Sandboxie question

Discussion in 'sandboxing & virtualization' started by Essentials, Jun 2, 2011.

Thread Status:
Not open for further replies.
  1. Essentials

    Essentials Registered Member

    Joined:
    Mar 21, 2011
    Posts:
    49
    Hi,

    I always use firefox sandboxed, my question is, imagine my sandbox gets infected, I have my sandbox configured to autodelete when ever I close firefox. My system will not get infected, but what about if the malware´s objective is to steal information? I have my documents blocked. What else should I block? Where is other sensitive information located(if there is)?

    Thanks
     
  2. moontan

    moontan Registered Member

    Joined:
    Sep 11, 2010
    Posts:
    3,931
    Location:
    Québec
    if you haven't already you should use restrictions for Start/Run and Internet Access for both firefox.exe and plugin-container.exe

    you might also wants to include dllhost.exe and rundll32.exe
     
  3. cheater87

    cheater87 Registered Member

    Joined:
    Apr 22, 2005
    Posts:
    3,124
    Location:
    Pennsylvania.
    As long as your have your browser as one of the only things having internet/running privileges then the malware would die due to having no ability to run or connect to the host to send back data.
     
  4. Essentials

    Essentials Registered Member

    Joined:
    Mar 21, 2011
    Posts:
    49
    @moontan:
    Hi, yes I have restrictions for start/run and internet access.
    start/run: firefox.exe, plugin-container.exe and acrobat.exe
    internet access:firefox.exe, plugin-container.exe

    @cheater87: I have read that malware is able to gain internet access using other programs, for example firefox. I am not sure how do they do this, I am not an expert.....


    So reading your posts I think I am fine with my configuration. Thanks
     
  5. moontan

    moontan Registered Member

    Joined:
    Sep 11, 2010
    Posts:
    3,931
    Location:
    Québec
    btw, does anyone if it's safe to allow dllhost.exe and rundll32.exe?

    i know those are needed is some cases; right click context, choosing folders and such.
     
  6. ExtremeGamerBR

    ExtremeGamerBR Registered Member

    Joined:
    Aug 3, 2010
    Posts:
    1,115
    If it's safe I do not know, but are essential for everyday browsing, so they can perform here in my box.

    I think it hard to run a virus (Being able to cause problems) from another application, and by what I saw you use the F-Secure, then relax, it's safe!
     
  7. bo elam

    bo elam Registered Member

    Joined:
    Jun 15, 2010
    Posts:
    3,768
    Location:
    Nicaragua
    On my end I only allow Firefox to have Internet access. Plugin container
    only has start/run. Allow as few programs as you can to have Internet
    access and your chances of being hurt by a keylogger will be diminish.
    Some users need to allow dllhost.exe and rundll32.exe, but me, NO. If
    you get a SBIE message telling you that it needs to be allowed, then
    do it, otherwise there is no need.
    You should also allow as few programs as possible to start/run and apply
    the drop rights settings and you ll be ready to go against keyloggers.
    A keylogger can hurt you through Firefox if you have installed a bad addon,
    a infected addon, so be careful about what addons you install. Personally,
    again, I install as few addons as I can and only install the ones that are
    well known.

    Bo
     
  8. moontan

    moontan Registered Member

    Joined:
    Sep 11, 2010
    Posts:
    3,931
    Location:
    Québec
    question;
    how does the Droprights feature in SBie compare to Protected Mode for IE or Chrome sandbox?
⁂
| AIM OF THE TASK |
Decide whether each statement below agrees with the Sandboxie thread. For each, answer yes or no and quote the words from the thread that settle it.
1. The person who started the thread has the sandbox set to delete its contents automatically when Firefox is closed.
2. In bo elam's setup, Plugin container is allowed Internet access.
3. ExtremeGamerBR states that allowing dllhost.exe and rundll32.exe is safe.

| DATA TO EXAMINE |
⁂
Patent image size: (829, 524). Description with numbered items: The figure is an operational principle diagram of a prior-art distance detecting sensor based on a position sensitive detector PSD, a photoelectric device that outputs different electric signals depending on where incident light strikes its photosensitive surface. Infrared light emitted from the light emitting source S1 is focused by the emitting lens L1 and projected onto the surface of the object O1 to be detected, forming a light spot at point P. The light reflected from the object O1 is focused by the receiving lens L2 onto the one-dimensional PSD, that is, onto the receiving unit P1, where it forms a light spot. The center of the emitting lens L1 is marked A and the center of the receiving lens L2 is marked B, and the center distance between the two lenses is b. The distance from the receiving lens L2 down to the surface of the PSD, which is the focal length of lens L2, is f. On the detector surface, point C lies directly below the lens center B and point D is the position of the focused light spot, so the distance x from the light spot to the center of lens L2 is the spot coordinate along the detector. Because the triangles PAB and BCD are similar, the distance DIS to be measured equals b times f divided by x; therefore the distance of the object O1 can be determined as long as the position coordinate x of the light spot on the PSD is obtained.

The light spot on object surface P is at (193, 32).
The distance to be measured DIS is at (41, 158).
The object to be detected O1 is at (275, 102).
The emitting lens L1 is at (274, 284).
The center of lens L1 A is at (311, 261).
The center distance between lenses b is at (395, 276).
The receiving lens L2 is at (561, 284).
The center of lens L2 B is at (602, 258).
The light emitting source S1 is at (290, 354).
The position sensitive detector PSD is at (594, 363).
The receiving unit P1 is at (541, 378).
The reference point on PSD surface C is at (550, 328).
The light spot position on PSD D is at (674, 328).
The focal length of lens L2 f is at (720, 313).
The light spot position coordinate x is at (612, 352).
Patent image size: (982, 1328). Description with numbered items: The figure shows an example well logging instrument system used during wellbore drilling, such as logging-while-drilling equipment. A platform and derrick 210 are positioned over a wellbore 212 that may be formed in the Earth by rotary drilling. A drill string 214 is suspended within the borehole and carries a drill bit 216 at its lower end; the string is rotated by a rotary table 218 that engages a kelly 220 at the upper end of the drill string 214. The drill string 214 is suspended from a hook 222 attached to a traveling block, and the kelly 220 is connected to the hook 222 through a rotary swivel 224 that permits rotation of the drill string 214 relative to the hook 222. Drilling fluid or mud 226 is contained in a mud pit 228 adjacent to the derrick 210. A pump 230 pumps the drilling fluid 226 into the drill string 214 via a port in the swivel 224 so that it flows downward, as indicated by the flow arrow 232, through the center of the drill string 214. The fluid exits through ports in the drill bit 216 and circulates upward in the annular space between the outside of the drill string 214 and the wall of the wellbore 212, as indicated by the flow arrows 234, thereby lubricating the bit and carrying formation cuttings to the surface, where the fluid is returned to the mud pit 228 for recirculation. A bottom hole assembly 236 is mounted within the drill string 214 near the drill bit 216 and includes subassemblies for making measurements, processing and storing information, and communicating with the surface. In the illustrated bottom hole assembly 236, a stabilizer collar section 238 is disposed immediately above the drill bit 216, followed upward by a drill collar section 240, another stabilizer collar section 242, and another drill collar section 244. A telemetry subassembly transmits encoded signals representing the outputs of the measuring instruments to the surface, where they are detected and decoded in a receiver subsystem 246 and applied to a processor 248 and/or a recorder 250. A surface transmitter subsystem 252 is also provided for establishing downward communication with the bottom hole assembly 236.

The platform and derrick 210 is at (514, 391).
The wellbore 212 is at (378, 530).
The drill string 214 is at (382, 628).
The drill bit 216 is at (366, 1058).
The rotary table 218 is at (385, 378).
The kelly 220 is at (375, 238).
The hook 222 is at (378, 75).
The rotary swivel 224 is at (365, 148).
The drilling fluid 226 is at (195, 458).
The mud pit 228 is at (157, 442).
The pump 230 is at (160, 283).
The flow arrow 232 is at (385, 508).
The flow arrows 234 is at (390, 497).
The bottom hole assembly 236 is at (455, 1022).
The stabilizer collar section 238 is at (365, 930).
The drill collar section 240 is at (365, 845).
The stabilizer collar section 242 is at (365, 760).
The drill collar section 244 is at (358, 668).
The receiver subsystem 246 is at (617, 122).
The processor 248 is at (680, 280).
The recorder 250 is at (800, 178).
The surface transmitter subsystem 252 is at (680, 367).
⁂
| REPLY TO THE TASK |
1. Yes: "I have my sandbox configured to autodelete when ever I close firefox."
2. No: "On my end I only allow Firefox to have Internet access. Plugin container only has start/run."
3. No: "If it's safe I do not know"